_Dataset excerpts_:

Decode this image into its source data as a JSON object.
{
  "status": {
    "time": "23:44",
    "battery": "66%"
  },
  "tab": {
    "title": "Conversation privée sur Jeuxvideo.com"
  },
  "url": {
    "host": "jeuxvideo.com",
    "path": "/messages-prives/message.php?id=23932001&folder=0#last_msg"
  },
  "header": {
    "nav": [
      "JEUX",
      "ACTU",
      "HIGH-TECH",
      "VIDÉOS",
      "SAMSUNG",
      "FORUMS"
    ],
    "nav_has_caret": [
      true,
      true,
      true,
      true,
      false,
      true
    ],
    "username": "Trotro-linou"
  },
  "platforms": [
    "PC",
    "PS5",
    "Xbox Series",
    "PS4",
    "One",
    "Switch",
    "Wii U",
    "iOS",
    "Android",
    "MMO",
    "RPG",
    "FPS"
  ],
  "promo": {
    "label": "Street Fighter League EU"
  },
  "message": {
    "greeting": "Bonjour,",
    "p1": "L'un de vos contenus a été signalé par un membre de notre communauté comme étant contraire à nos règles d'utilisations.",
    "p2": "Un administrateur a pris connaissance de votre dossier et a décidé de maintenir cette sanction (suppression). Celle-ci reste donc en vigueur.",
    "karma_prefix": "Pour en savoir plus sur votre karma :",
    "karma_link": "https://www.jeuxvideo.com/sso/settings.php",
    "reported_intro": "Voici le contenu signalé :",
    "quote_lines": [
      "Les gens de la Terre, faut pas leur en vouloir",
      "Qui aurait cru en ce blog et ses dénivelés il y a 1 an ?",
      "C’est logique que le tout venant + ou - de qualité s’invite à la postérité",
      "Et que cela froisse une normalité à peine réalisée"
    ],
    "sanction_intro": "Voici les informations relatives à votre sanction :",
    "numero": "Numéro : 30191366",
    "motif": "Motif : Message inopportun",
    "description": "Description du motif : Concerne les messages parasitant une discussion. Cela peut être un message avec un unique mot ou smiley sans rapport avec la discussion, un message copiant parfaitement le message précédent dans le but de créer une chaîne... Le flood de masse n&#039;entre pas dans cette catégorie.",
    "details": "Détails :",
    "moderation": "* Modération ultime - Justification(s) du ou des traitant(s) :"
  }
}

_Directions_:
Looking at the material above, count the lines containing the string "cette" and reply with the count alone.

_Task result_:
2